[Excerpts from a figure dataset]
──────────

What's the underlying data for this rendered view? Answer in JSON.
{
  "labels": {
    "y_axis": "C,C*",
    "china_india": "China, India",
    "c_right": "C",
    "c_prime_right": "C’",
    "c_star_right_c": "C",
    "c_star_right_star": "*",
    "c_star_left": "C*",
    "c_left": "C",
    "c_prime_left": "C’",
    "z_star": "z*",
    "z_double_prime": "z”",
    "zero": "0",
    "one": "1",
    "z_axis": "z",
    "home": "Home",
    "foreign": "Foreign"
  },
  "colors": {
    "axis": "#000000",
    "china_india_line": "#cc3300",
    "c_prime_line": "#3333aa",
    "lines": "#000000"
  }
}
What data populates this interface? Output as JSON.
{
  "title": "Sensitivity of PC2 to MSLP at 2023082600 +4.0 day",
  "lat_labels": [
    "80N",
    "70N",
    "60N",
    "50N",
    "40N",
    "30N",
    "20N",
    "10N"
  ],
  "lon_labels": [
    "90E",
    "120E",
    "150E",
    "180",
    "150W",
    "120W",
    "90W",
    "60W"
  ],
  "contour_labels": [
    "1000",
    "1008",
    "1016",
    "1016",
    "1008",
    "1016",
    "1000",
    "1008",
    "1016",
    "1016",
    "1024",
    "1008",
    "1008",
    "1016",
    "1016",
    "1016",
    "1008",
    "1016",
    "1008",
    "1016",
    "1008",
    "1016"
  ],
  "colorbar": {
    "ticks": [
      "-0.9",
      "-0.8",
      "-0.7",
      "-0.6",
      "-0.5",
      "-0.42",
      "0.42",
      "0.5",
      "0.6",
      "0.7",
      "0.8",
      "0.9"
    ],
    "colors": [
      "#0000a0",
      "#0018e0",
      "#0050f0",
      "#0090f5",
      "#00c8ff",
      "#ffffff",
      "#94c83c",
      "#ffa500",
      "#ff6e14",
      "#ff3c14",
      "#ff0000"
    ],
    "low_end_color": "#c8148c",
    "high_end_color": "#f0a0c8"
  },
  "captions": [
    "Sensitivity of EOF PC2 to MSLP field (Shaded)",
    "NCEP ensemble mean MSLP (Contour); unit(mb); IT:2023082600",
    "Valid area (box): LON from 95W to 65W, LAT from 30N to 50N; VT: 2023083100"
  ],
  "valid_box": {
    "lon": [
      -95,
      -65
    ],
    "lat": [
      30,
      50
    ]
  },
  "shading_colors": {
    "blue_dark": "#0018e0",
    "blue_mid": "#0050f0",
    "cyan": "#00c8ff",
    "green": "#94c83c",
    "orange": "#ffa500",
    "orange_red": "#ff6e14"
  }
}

──────────

▶ What to work on
Print again each line of the listing above, exactly as it appears.

▶ Written answer
What's the underlying data for this rendered view? Answer in JSON.
{
  "labels": {
    "y_axis": "C,C*",
    "china_india": "China, India",
    "c_right": "C",
    "c_prime_right": "C’",
    "c_star_right_c": "C",
    "c_star_right_star": "*",
    "c_star_left": "C*",
    "c_left": "C",
    "c_prime_left": "C’",
    "z_star": "z*",
    "z_double_prime": "z”",
    "zero": "0",
    "one": "1",
    "z_axis": "z",
    "home": "Home",
    "foreign": "Foreign"
  },
  "colors": {
    "axis": "#000000",
    "china_india_line": "#cc3300",
    "c_prime_line": "#3333aa",
    "lines": "#000000"
  }
}
What data populates this interface? Output as JSON.
{
  "title": "Sensitivity of PC2 to MSLP at 2023082600 +4.0 day",
  "lat_labels": [
    "80N",
    "70N",
    "60N",
    "50N",
    "40N",
    "30N",
    "20N",
    "10N"
  ],
  "lon_labels": [
    "90E",
    "120E",
    "150E",
    "180",
    "150W",
    "120W",
    "90W",
    "60W"
  ],
  "contour_labels": [
    "1000",
    "1008",
    "1016",
    "1016",
    "1008",
    "1016",
    "1000",
    "1008",
    "1016",
    "1016",
    "1024",
    "1008",
    "1008",
    "1016",
    "1016",
    "1016",
    "1008",
    "1016",
    "1008",
    "1016",
    "1008",
    "1016"
  ],
  "colorbar": {
    "ticks": [
      "-0.9",
      "-0.8",
      "-0.7",
      "-0.6",
      "-0.5",
      "-0.42",
      "0.42",
      "0.5",
      "0.6",
      "0.7",
      "0.8",
      "0.9"
    ],
    "colors": [
      "#0000a0",
      "#0018e0",
      "#0050f0",
      "#0090f5",
      "#00c8ff",
      "#ffffff",
      "#94c83c",
      "#ffa500",
      "#ff6e14",
      "#ff3c14",
      "#ff0000"
    ],
    "low_end_color": "#c8148c",
    "high_end_color": "#f0a0c8"
  },
  "captions": [
    "Sensitivity of EOF PC2 to MSLP field (Shaded)",
    "NCEP ensemble mean MSLP (Contour); unit(mb); IT:2023082600",
    "Valid area (box): LON from 95W to 65W, LAT from 30N to 50N; VT: 2023083100"
  ],
  "valid_box": {
    "lon": [
      -95,
      -65
    ],
    "lat": [
      30,
      50
    ]
  },
  "shading_colors": {
    "blue_dark": "#0018e0",
    "blue_mid": "#0050f0",
    "cyan": "#00c8ff",
    "green": "#94c83c",
    "orange": "#ffa500",
    "orange_red": "#ff6e14"
  }
}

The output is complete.